* What is asked
Locate the word "color" in the entries below, then gather every line that holds it.

* Data lines
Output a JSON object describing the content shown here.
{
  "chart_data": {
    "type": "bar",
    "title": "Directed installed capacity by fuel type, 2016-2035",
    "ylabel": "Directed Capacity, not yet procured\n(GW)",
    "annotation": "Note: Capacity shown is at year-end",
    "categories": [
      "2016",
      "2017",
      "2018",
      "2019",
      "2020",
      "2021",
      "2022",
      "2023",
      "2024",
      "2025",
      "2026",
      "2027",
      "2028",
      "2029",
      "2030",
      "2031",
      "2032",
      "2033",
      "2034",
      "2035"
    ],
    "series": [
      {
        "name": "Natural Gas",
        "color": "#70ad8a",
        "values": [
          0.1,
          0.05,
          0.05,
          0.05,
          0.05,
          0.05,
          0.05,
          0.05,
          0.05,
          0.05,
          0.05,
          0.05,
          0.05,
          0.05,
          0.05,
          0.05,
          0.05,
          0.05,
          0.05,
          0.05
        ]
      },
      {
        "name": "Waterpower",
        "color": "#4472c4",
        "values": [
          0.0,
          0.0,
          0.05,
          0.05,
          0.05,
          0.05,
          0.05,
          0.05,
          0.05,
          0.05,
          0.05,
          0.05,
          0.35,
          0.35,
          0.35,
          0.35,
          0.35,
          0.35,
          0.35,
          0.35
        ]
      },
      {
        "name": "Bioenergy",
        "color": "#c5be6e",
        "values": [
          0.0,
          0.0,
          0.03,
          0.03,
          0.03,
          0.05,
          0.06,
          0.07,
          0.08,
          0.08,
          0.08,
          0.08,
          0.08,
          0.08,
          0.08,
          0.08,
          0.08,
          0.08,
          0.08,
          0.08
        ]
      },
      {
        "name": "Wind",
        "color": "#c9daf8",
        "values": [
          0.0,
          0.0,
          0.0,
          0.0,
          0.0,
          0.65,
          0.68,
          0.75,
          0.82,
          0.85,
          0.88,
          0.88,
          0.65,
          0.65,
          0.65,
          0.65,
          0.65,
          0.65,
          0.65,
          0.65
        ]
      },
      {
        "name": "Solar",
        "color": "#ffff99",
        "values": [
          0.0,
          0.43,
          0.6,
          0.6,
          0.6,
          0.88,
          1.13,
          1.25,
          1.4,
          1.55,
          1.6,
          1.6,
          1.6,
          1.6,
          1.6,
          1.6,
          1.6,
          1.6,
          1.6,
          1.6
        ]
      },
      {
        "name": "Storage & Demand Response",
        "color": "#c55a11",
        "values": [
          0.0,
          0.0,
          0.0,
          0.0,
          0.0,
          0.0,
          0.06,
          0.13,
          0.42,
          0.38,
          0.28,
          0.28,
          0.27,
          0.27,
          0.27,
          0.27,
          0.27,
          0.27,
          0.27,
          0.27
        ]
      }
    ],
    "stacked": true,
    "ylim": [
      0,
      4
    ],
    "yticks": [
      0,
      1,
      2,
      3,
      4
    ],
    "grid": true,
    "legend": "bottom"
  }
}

* Task solution
        "color": "#70ad8a",
        "color": "#4472c4",
        "color": "#c5be6e",
        "color": "#c9daf8",
        "color": "#ffff99",
        "color": "#c55a11",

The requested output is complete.